*Required task*
Among the records below, find each line that includes the string "afgesloten" and copy it.

-- -- --

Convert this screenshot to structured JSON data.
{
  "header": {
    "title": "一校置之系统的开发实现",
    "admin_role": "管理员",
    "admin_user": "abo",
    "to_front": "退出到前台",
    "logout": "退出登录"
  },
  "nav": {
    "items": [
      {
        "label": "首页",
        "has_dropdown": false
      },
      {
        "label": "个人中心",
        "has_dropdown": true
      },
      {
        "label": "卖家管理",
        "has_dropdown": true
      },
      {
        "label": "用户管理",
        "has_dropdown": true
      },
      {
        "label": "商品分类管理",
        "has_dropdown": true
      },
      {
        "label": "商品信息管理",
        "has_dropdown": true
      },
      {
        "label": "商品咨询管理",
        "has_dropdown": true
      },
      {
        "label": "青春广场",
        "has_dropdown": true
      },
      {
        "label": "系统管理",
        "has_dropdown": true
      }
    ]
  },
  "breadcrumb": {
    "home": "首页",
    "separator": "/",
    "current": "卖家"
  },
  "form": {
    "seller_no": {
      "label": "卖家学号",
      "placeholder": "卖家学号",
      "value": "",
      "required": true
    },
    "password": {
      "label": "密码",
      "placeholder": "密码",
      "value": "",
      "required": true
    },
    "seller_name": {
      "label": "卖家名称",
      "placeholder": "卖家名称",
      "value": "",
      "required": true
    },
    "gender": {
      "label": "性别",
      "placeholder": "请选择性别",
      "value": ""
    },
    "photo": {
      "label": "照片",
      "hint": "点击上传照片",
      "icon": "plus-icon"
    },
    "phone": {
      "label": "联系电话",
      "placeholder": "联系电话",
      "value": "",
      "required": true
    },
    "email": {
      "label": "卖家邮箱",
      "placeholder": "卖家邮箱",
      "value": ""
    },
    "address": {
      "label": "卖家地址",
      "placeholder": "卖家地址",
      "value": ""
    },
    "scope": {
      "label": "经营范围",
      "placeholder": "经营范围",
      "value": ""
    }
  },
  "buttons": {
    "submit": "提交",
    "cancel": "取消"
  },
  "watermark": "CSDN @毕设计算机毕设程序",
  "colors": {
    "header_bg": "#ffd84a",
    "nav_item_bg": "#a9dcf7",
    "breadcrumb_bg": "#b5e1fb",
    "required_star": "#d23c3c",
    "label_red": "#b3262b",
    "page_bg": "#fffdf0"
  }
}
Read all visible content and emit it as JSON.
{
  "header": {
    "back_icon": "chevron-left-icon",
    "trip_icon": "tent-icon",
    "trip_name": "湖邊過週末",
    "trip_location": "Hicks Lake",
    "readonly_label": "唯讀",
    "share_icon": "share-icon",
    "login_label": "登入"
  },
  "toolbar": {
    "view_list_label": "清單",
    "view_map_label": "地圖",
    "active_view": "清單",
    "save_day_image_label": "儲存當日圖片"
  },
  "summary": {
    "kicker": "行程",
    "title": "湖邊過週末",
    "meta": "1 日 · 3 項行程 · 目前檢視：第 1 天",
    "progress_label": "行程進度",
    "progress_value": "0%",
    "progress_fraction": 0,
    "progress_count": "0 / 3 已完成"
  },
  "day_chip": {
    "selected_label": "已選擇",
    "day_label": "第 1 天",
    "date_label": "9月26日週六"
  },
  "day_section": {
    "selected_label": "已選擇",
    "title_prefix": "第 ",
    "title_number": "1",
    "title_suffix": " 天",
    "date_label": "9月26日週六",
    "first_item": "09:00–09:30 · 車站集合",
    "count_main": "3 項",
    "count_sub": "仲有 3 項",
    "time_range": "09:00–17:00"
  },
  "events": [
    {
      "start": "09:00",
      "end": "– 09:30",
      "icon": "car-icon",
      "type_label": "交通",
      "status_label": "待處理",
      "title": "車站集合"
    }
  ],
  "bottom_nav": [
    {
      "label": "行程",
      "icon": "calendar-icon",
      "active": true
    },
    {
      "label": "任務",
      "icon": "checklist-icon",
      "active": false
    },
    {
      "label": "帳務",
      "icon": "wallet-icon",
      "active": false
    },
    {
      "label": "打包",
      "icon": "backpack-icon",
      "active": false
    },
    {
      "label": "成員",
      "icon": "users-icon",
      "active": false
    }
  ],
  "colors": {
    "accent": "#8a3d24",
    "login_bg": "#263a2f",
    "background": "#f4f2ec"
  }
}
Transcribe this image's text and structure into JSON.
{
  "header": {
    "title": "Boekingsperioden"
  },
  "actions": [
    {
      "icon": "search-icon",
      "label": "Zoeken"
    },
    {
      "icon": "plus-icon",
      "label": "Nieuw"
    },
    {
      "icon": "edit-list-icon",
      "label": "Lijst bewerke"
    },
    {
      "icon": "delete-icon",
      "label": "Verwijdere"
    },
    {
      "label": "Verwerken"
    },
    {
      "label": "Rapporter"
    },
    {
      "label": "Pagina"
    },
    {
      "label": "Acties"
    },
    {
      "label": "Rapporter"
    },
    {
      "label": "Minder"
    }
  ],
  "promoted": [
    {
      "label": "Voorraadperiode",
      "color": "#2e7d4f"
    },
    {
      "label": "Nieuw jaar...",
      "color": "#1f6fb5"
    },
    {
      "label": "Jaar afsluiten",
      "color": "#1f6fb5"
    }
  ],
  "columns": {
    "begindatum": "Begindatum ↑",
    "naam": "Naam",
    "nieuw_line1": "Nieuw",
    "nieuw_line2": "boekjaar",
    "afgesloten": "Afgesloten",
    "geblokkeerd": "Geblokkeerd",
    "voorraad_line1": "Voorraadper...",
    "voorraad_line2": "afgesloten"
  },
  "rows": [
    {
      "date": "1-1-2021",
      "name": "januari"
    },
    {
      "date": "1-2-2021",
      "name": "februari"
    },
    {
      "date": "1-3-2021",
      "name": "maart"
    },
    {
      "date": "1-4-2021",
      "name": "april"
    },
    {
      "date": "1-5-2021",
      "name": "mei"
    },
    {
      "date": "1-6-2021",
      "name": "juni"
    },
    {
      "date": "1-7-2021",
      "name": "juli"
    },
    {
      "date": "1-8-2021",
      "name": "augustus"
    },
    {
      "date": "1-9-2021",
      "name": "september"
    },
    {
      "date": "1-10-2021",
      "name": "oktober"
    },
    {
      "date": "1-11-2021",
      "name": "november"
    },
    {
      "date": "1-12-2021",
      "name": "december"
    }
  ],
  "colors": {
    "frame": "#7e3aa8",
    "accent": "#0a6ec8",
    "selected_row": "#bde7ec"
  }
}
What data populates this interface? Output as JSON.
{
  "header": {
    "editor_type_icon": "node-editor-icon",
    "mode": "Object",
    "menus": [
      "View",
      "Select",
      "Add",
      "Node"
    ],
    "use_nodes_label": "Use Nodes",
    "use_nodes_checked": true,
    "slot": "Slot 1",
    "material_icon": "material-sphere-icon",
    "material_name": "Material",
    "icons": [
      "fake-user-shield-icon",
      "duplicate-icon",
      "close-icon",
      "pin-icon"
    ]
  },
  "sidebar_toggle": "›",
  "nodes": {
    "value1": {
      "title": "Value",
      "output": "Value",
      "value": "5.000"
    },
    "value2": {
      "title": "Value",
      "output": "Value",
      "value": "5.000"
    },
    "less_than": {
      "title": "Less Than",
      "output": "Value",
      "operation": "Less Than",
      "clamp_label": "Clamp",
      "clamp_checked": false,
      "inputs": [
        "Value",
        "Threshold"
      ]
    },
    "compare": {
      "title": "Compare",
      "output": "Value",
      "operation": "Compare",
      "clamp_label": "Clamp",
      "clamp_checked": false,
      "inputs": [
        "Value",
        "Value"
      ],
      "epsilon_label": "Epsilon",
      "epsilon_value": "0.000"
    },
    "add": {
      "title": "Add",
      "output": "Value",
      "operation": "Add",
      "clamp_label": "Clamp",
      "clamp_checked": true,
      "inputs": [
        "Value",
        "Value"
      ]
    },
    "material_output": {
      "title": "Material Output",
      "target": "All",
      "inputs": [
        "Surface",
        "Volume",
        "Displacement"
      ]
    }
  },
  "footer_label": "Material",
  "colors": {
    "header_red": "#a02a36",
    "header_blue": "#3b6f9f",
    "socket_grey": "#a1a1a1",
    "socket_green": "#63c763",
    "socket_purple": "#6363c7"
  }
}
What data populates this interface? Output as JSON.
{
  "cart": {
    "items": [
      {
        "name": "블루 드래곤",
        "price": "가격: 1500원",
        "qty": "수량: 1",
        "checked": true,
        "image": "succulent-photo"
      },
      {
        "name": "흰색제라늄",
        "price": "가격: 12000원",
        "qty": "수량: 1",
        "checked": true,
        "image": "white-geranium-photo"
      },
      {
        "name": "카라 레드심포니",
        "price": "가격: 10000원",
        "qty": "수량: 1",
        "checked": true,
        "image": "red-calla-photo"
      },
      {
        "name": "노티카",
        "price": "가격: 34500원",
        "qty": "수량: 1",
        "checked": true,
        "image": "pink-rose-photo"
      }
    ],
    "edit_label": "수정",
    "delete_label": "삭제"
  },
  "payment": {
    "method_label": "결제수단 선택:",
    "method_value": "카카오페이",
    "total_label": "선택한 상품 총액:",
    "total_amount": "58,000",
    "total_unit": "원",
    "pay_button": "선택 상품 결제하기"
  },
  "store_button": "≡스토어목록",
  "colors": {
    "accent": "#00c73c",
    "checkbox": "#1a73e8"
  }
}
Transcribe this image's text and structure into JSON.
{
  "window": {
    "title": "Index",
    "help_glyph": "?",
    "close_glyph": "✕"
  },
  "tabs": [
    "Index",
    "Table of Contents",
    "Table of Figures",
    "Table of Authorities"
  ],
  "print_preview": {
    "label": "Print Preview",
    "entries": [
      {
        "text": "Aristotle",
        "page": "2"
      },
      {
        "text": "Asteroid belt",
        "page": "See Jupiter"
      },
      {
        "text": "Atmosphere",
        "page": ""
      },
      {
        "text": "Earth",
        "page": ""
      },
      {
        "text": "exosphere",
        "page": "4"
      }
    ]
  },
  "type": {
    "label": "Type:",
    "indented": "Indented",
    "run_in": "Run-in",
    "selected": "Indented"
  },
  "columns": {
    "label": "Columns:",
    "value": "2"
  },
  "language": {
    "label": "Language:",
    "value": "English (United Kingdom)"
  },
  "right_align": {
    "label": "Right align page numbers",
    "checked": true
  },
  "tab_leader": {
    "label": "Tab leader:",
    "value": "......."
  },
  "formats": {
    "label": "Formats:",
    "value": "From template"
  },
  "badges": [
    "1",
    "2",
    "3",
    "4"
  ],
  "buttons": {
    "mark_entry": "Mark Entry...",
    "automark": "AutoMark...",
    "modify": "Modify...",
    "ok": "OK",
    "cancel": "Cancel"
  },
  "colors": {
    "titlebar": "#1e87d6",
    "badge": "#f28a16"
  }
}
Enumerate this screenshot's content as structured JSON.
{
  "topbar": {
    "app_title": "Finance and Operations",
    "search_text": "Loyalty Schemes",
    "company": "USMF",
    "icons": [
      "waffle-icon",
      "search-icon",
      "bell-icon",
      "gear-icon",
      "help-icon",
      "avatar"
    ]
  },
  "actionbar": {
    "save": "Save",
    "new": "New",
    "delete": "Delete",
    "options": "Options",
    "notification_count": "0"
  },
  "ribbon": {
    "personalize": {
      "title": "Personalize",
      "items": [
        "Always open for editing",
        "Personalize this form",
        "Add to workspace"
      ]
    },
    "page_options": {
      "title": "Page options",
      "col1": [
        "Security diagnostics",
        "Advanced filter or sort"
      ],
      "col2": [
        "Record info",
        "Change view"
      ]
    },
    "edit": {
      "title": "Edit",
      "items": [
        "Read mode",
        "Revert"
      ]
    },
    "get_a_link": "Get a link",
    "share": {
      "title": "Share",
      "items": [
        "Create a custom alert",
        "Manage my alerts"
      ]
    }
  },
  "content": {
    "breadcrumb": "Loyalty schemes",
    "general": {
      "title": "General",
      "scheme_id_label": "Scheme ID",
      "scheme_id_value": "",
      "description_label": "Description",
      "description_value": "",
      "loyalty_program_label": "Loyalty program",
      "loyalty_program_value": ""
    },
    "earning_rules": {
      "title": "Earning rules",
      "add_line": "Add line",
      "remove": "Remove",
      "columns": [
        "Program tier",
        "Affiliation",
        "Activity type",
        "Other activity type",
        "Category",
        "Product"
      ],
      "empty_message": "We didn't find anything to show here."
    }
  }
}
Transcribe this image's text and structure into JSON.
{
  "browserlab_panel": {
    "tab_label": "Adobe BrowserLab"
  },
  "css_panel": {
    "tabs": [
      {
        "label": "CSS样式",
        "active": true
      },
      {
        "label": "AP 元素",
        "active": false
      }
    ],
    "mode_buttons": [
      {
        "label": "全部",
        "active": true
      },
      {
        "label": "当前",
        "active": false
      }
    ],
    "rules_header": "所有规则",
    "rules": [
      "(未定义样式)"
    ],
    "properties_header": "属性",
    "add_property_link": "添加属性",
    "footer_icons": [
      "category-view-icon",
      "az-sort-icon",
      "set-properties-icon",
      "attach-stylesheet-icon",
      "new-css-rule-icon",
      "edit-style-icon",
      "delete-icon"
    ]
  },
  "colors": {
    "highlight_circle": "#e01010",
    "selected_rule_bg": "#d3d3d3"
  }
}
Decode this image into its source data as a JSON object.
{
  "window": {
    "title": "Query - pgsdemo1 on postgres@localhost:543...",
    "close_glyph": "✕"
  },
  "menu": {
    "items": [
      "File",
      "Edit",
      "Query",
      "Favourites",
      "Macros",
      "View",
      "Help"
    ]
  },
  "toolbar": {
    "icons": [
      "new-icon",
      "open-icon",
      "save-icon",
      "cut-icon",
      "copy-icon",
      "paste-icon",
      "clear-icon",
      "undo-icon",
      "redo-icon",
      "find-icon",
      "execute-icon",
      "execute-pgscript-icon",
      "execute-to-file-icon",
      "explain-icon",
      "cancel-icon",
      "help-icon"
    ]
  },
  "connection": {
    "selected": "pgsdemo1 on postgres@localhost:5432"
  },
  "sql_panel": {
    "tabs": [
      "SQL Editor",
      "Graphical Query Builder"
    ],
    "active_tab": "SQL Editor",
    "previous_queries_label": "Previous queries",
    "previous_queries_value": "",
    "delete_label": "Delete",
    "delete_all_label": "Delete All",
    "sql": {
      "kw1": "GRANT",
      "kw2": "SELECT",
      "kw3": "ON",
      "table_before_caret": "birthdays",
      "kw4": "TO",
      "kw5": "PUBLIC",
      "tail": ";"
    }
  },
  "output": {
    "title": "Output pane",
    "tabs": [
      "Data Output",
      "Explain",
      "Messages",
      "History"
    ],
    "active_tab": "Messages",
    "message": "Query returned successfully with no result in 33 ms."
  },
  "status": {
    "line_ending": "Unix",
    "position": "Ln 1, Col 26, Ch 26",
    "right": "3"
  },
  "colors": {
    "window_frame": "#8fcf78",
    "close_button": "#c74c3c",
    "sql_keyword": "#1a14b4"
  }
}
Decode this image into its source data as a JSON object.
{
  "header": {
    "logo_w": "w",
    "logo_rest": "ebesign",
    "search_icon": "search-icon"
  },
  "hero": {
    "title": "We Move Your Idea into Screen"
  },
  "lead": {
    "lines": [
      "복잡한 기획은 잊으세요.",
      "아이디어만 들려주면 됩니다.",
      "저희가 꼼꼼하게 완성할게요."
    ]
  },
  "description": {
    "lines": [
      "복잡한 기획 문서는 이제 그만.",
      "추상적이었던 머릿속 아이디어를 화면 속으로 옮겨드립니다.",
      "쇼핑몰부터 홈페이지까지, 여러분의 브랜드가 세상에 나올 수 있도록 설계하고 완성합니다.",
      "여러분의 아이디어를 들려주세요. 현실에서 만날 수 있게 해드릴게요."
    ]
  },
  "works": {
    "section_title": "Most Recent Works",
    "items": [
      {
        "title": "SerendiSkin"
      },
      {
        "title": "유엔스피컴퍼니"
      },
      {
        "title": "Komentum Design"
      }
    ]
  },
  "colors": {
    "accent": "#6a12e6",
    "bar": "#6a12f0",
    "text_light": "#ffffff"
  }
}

-- -- --

*Solution below*
    "afgesloten": "Afgesloten",
    "voorraad_line2": "afgesloten"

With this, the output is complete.